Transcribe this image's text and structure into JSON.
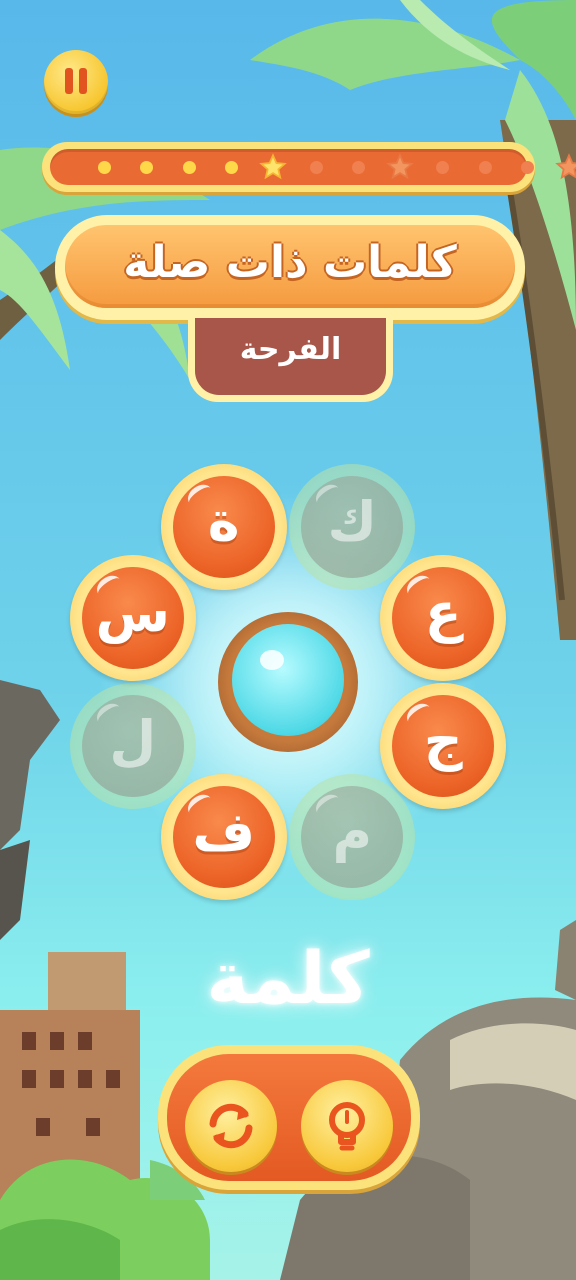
{
  "header": {
    "pause_icon": "pause-icon",
    "level_progress": {
      "completed": 4,
      "total": 12,
      "current_index": 5,
      "star_positions": [
        5,
        8,
        12
      ]
    }
  },
  "title": "كلمات ذات صلة",
  "category": "الفرحة",
  "letters": [
    {
      "char": "ك",
      "used": true
    },
    {
      "char": "ع",
      "used": false
    },
    {
      "char": "ج",
      "used": false
    },
    {
      "char": "م",
      "used": true
    },
    {
      "char": "ف",
      "used": false
    },
    {
      "char": "ل",
      "used": true
    },
    {
      "char": "س",
      "used": false
    },
    {
      "char": "ة",
      "used": false
    }
  ],
  "current_word": "كلمة",
  "controls": {
    "shuffle_icon": "shuffle-icon",
    "hint_icon": "hint-lightbulb-icon"
  },
  "colors": {
    "accent_orange": "#ec6327",
    "gold": "#f7c44c",
    "category_bg": "#a8564a"
  }
}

:::

• _WHAT YOU HAVE TO DO_
Without including any pictures, please restate all the records exactly.

• _FULL OUTPUT_
Transcribe this image's text and structure into JSON.
{
  "header": {
    "pause_icon": "pause-icon",
    "level_progress": {
      "completed": 4,
      "total": 12,
      "current_index": 5,
      "star_positions": [
        5,
        8,
        12
      ]
    }
  },
  "title": "كلمات ذات صلة",
  "category": "الفرحة",
  "letters": [
    {
      "char": "ك",
      "used": true
    },
    {
      "char": "ع",
      "used": false
    },
    {
      "char": "ج",
      "used": false
    },
    {
      "char": "م",
      "used": true
    },
    {
      "char": "ف",
      "used": false
    },
    {
      "char": "ل",
      "used": true
    },
    {
      "char": "س",
      "used": false
    },
    {
      "char": "ة",
      "used": false
    }
  ],
  "current_word": "كلمة",
  "controls": {
    "shuffle_icon": "shuffle-icon",
    "hint_icon": "hint-lightbulb-icon"
  },
  "colors": {
    "accent_orange": "#ec6327",
    "gold": "#f7c44c",
    "category_bg": "#a8564a"
  }
}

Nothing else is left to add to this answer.